STATED PROBLEM | Select all lines in the records that include "выполнение".

== SUPPLIED RECORDS

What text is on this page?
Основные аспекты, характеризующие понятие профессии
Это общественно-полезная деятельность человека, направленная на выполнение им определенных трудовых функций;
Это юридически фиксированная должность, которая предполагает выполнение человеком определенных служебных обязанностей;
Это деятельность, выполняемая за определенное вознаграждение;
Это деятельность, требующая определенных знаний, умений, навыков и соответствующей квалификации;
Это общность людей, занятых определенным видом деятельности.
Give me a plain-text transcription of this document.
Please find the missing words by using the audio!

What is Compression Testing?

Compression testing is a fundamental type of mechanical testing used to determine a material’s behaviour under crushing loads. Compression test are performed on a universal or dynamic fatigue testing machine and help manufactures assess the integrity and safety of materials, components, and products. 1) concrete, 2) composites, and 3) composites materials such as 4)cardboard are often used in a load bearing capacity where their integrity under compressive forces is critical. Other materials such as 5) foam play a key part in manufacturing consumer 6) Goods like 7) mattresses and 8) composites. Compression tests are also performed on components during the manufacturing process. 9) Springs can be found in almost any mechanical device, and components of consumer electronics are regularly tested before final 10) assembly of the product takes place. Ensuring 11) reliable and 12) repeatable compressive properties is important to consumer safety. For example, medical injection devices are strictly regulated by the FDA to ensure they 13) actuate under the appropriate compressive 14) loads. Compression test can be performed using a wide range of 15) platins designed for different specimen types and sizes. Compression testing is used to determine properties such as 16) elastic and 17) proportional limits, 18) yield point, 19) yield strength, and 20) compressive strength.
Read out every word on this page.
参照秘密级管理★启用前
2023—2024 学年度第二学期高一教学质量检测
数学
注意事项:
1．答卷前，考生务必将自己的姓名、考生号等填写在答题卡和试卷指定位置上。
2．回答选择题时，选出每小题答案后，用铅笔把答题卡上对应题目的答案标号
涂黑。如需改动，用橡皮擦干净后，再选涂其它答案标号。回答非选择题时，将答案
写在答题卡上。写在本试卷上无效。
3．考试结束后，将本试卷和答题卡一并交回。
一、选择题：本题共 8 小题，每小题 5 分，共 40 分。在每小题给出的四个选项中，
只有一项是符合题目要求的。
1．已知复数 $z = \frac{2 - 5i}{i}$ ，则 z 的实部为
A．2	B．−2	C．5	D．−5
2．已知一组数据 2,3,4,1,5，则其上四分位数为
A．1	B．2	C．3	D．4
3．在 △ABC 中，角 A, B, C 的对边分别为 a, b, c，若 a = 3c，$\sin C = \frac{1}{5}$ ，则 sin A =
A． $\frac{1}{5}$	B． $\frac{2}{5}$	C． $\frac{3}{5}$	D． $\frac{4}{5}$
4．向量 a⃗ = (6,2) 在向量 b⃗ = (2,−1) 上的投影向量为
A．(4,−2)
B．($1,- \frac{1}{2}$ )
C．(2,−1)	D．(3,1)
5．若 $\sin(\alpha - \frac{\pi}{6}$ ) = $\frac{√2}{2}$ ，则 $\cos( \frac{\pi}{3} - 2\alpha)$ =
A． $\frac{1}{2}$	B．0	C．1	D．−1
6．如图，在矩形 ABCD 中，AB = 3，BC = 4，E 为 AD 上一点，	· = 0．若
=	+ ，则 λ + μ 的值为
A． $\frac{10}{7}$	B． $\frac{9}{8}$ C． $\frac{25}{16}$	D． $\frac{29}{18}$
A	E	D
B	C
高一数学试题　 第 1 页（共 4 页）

====

EXERCISE ANSWER |
Это общественно-полезная деятельность человека, направленная на выполнение им определенных трудовых функций;
Это юридически фиксированная должность, которая предполагает выполнение человеком определенных служебных обязанностей;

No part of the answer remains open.